- _Work to be completed_: Copy every line of the data in which the word "Geomatyki" occurs.

-- Start of Data supplied --

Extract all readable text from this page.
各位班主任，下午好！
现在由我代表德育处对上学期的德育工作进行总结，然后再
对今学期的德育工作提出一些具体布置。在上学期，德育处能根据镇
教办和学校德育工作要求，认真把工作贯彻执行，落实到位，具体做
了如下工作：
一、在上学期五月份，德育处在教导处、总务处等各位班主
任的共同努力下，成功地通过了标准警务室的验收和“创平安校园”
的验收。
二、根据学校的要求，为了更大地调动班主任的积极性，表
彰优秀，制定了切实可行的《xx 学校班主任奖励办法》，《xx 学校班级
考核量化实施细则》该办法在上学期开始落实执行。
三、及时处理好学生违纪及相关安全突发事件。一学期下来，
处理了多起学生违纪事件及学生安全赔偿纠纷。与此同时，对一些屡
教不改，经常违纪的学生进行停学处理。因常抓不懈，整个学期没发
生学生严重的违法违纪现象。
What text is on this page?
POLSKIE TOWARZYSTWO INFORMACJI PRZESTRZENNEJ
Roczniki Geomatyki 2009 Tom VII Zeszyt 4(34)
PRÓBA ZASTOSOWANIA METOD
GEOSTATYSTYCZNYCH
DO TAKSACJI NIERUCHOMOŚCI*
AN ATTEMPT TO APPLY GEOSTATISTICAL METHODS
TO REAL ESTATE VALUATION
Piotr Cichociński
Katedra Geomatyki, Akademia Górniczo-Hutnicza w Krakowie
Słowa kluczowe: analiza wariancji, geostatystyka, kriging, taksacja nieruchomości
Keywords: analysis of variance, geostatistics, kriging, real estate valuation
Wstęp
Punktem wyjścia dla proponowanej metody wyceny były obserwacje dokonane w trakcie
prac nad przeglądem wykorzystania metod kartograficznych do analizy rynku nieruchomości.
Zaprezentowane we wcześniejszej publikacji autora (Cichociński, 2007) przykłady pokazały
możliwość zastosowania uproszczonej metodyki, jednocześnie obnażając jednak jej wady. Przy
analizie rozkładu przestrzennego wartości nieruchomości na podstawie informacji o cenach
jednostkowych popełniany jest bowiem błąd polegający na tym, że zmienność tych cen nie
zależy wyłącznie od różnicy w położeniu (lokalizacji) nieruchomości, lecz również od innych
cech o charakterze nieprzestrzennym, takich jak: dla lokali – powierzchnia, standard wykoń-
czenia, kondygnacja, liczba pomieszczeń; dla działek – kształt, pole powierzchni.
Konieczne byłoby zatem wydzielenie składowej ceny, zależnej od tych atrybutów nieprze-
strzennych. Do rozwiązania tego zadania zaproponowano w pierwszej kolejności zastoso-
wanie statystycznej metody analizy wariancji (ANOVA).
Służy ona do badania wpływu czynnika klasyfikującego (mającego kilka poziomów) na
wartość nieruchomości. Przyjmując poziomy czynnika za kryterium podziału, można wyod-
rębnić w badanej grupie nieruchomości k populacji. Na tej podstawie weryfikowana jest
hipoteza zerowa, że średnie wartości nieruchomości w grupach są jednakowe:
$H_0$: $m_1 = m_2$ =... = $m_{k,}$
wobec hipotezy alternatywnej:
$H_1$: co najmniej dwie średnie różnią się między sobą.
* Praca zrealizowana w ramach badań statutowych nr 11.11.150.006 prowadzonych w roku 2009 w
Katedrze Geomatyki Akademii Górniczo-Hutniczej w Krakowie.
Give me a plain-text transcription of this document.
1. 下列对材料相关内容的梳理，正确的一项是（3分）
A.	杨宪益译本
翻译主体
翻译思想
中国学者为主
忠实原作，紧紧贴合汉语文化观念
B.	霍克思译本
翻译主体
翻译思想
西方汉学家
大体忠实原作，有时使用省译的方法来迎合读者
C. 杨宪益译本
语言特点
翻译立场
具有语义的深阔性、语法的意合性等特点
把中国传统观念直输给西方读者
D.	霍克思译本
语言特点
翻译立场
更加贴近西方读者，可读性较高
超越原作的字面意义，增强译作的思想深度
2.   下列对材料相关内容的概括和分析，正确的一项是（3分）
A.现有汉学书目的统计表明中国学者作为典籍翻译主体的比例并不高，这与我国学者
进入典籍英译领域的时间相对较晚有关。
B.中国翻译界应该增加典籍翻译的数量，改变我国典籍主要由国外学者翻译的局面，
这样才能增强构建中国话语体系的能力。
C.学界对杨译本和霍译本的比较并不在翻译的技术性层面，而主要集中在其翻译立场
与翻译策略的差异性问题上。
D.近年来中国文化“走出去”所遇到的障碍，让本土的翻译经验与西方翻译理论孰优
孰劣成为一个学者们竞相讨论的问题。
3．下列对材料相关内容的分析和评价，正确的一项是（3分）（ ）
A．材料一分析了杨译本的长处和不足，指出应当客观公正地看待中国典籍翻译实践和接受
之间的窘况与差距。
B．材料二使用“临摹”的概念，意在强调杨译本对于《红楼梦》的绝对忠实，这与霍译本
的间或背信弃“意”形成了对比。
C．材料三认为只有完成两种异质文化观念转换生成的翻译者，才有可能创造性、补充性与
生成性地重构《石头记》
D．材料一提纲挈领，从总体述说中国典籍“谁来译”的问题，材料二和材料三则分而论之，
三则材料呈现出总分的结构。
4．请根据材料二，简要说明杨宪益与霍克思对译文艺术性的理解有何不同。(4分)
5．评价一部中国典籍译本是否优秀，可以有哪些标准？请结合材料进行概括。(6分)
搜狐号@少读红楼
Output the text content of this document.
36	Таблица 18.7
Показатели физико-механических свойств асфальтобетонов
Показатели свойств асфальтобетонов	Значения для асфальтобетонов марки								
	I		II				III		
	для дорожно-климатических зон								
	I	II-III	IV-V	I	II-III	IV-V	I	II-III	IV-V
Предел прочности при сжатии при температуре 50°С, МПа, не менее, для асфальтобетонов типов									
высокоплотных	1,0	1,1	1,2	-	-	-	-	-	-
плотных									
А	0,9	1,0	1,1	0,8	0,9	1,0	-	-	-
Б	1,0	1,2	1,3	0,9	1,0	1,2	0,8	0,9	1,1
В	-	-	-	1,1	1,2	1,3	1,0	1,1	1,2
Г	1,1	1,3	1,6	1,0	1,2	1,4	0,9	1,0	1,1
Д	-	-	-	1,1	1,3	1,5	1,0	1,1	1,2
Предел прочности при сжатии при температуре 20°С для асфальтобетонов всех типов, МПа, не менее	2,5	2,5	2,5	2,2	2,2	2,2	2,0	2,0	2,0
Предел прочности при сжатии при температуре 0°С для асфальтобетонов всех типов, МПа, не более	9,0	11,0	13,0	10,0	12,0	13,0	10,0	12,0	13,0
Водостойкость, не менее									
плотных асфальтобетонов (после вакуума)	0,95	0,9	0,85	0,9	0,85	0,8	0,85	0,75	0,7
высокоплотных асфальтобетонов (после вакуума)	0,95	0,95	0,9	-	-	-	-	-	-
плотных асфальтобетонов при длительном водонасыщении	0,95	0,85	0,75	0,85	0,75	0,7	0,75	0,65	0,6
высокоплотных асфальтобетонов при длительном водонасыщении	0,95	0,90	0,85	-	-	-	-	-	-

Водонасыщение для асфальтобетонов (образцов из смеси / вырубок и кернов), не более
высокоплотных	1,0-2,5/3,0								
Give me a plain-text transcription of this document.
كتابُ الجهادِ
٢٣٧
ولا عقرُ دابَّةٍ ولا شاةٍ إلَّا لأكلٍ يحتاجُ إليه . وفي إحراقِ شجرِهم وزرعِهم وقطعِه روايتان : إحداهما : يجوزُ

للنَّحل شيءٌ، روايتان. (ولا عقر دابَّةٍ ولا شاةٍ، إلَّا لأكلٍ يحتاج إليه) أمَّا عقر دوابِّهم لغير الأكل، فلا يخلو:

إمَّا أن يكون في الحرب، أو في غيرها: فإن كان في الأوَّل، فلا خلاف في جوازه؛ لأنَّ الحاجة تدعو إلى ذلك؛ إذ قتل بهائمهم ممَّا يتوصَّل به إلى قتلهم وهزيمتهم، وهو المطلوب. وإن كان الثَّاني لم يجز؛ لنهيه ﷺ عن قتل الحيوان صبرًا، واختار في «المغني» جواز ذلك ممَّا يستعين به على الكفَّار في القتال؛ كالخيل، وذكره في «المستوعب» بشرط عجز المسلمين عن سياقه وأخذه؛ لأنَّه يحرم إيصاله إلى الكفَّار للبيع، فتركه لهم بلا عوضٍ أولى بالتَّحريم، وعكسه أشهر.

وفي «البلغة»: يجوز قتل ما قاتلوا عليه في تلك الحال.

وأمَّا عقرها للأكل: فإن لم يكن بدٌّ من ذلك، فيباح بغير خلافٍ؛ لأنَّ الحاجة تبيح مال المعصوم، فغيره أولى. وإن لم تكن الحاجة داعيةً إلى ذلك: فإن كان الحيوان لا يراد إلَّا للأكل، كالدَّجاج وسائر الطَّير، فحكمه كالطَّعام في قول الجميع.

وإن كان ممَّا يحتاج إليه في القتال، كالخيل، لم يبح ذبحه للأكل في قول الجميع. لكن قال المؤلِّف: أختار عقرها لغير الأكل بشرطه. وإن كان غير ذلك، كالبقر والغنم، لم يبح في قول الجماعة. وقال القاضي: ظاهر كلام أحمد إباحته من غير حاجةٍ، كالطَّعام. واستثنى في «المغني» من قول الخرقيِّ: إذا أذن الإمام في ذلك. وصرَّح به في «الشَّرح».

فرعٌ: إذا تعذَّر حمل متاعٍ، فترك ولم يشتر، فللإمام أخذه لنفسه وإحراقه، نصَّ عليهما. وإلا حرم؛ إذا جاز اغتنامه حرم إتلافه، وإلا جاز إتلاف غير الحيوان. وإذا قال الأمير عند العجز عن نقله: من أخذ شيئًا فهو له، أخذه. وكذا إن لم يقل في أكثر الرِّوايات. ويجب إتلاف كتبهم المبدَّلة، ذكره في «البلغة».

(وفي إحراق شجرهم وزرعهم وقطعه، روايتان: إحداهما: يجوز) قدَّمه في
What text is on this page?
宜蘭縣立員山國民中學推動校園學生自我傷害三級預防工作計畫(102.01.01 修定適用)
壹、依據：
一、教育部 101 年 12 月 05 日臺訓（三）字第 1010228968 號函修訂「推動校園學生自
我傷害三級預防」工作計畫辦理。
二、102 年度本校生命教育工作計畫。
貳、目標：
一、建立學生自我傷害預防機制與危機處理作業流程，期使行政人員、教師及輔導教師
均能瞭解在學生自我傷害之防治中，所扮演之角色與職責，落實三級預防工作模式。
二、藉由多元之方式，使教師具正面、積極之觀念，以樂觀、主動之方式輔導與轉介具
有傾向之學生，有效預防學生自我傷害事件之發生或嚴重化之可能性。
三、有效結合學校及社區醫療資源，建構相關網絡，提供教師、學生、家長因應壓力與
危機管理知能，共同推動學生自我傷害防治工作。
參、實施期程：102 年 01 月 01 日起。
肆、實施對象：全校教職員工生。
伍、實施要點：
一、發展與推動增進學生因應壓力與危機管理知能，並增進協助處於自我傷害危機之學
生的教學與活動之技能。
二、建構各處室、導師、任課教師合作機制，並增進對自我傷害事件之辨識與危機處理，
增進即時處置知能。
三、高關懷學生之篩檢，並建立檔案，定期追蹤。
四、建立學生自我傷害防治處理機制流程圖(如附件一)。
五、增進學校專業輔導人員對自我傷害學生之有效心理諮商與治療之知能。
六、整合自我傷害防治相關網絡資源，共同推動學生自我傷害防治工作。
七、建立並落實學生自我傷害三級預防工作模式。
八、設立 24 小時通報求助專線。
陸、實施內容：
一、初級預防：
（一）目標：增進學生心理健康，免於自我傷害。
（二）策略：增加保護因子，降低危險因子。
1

-- End of Data supplied --

- _Output for this exercise_:
Roczniki Geomatyki 2009 Tom VII Zeszyt 4(34)
Katedra Geomatyki, Akademia Górniczo-Hutnicza w Krakowie
Katedrze Geomatyki Akademii Górniczo-Hutniczej w Krakowie.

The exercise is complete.